● **The request**
Reproduce the records below in their entirety, character for character.

● **Material for the task**

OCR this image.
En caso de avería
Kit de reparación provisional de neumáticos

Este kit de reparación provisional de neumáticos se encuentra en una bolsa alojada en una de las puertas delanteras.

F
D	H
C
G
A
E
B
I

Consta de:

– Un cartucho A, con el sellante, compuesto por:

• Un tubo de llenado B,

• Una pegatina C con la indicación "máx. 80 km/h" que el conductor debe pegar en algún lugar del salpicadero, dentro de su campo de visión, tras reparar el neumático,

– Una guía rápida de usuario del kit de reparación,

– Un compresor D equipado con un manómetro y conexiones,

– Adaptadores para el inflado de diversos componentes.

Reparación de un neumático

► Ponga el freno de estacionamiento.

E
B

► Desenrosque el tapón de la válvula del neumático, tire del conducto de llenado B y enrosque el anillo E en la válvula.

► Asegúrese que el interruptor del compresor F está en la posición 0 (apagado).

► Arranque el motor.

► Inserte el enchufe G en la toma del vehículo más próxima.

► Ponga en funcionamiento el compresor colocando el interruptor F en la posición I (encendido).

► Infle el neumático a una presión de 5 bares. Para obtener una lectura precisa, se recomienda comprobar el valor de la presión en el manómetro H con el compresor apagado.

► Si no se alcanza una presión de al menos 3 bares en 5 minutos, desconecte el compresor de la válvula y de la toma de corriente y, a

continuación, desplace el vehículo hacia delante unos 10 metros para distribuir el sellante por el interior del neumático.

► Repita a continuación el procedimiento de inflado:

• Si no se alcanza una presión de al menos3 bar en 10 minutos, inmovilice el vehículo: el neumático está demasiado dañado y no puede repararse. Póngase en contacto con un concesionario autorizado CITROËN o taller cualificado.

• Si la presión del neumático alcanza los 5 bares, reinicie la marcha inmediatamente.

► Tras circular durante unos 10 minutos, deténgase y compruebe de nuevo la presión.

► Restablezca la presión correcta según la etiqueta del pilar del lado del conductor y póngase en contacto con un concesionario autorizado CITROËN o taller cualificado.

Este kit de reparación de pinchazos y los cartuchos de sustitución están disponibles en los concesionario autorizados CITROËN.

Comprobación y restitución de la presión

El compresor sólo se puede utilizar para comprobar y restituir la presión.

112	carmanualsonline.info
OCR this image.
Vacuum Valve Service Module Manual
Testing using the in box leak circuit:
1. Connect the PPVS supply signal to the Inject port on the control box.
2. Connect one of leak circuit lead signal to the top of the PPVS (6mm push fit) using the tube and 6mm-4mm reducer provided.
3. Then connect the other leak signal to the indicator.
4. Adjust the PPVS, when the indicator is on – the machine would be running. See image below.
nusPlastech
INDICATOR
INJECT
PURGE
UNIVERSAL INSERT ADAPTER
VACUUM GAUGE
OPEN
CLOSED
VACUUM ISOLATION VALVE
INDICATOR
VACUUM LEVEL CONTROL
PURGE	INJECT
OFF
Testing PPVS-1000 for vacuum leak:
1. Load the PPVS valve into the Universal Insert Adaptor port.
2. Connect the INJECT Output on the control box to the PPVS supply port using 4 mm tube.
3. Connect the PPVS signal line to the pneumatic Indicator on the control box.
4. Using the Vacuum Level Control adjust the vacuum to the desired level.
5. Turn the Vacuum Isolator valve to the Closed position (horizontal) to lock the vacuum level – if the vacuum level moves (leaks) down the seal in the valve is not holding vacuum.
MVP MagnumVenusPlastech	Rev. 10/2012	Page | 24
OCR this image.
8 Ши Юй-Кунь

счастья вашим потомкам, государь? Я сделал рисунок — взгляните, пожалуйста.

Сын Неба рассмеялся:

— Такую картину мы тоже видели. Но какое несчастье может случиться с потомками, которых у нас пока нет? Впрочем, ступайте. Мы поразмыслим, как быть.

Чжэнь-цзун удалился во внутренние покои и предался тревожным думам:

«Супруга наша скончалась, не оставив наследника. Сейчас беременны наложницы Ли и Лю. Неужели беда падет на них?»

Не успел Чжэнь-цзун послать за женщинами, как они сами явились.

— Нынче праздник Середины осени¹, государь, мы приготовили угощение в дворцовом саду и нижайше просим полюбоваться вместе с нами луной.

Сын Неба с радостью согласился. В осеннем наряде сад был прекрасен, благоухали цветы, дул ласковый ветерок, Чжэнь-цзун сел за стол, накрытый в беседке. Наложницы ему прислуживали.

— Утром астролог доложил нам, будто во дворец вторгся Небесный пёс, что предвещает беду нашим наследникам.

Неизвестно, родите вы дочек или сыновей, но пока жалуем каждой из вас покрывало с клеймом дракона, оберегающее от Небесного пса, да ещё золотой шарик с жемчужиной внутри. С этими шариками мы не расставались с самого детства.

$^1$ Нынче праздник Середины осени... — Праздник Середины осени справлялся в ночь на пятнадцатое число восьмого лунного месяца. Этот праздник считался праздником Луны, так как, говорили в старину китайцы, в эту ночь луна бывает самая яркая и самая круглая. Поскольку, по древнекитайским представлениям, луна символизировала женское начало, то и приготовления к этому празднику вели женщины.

● **Full solution**
OCR this image.
En caso de avería
Kit de reparación provisional de neumáticos

Este kit de reparación provisional de neumáticos se encuentra en una bolsa alojada en una de las puertas delanteras.

F
D	H
C
G
A
E
B
I

Consta de:

– Un cartucho A, con el sellante, compuesto por:

• Un tubo de llenado B,

• Una pegatina C con la indicación "máx. 80 km/h" que el conductor debe pegar en algún lugar del salpicadero, dentro de su campo de visión, tras reparar el neumático,

– Una guía rápida de usuario del kit de reparación,

– Un compresor D equipado con un manómetro y conexiones,

– Adaptadores para el inflado de diversos componentes.

Reparación de un neumático

► Ponga el freno de estacionamiento.

E
B

► Desenrosque el tapón de la válvula del neumático, tire del conducto de llenado B y enrosque el anillo E en la válvula.

► Asegúrese que el interruptor del compresor F está en la posición 0 (apagado).

► Arranque el motor.

► Inserte el enchufe G en la toma del vehículo más próxima.

► Ponga en funcionamiento el compresor colocando el interruptor F en la posición I (encendido).

► Infle el neumático a una presión de 5 bares. Para obtener una lectura precisa, se recomienda comprobar el valor de la presión en el manómetro H con el compresor apagado.

► Si no se alcanza una presión de al menos 3 bares en 5 minutos, desconecte el compresor de la válvula y de la toma de corriente y, a

continuación, desplace el vehículo hacia delante unos 10 metros para distribuir el sellante por el interior del neumático.

► Repita a continuación el procedimiento de inflado:

• Si no se alcanza una presión de al menos3 bar en 10 minutos, inmovilice el vehículo: el neumático está demasiado dañado y no puede repararse. Póngase en contacto con un concesionario autorizado CITROËN o taller cualificado.

• Si la presión del neumático alcanza los 5 bares, reinicie la marcha inmediatamente.

► Tras circular durante unos 10 minutos, deténgase y compruebe de nuevo la presión.

► Restablezca la presión correcta según la etiqueta del pilar del lado del conductor y póngase en contacto con un concesionario autorizado CITROËN o taller cualificado.

Este kit de reparación de pinchazos y los cartuchos de sustitución están disponibles en los concesionario autorizados CITROËN.

Comprobación y restitución de la presión

El compresor sólo se puede utilizar para comprobar y restituir la presión.

112	carmanualsonline.info
OCR this image.
Vacuum Valve Service Module Manual
Testing using the in box leak circuit:
1. Connect the PPVS supply signal to the Inject port on the control box.
2. Connect one of leak circuit lead signal to the top of the PPVS (6mm push fit) using the tube and 6mm-4mm reducer provided.
3. Then connect the other leak signal to the indicator.
4. Adjust the PPVS, when the indicator is on – the machine would be running. See image below.
nusPlastech
INDICATOR
INJECT
PURGE
UNIVERSAL INSERT ADAPTER
VACUUM GAUGE
OPEN
CLOSED
VACUUM ISOLATION VALVE
INDICATOR
VACUUM LEVEL CONTROL
PURGE	INJECT
OFF
Testing PPVS-1000 for vacuum leak:
1. Load the PPVS valve into the Universal Insert Adaptor port.
2. Connect the INJECT Output on the control box to the PPVS supply port using 4 mm tube.
3. Connect the PPVS signal line to the pneumatic Indicator on the control box.
4. Using the Vacuum Level Control adjust the vacuum to the desired level.
5. Turn the Vacuum Isolator valve to the Closed position (horizontal) to lock the vacuum level – if the vacuum level moves (leaks) down the seal in the valve is not holding vacuum.
MVP MagnumVenusPlastech	Rev. 10/2012	Page | 24
OCR this image.
8 Ши Юй-Кунь

счастья вашим потомкам, государь? Я сделал рисунок — взгляните, пожалуйста.

Сын Неба рассмеялся:

— Такую картину мы тоже видели. Но какое несчастье может случиться с потомками, которых у нас пока нет? Впрочем, ступайте. Мы поразмыслим, как быть.

Чжэнь-цзун удалился во внутренние покои и предался тревожным думам:

«Супруга наша скончалась, не оставив наследника. Сейчас беременны наложницы Ли и Лю. Неужели беда падет на них?»

Не успел Чжэнь-цзун послать за женщинами, как они сами явились.

— Нынче праздник Середины осени¹, государь, мы приготовили угощение в дворцовом саду и нижайше просим полюбоваться вместе с нами луной.

Сын Неба с радостью согласился. В осеннем наряде сад был прекрасен, благоухали цветы, дул ласковый ветерок, Чжэнь-цзун сел за стол, накрытый в беседке. Наложницы ему прислуживали.

— Утром астролог доложил нам, будто во дворец вторгся Небесный пёс, что предвещает беду нашим наследникам.

Неизвестно, родите вы дочек или сыновей, но пока жалуем каждой из вас покрывало с клеймом дракона, оберегающее от Небесного пса, да ещё золотой шарик с жемчужиной внутри. С этими шариками мы не расставались с самого детства.

$^1$ Нынче праздник Середины осени... — Праздник Середины осени справлялся в ночь на пятнадцатое число восьмого лунного месяца. Этот праздник считался праздником Луны, так как, говорили в старину китайцы, в эту ночь луна бывает самая яркая и самая круглая. Поскольку, по древнекитайским представлениям, луна символизировала женское начало, то и приготовления к этому празднику вели женщины.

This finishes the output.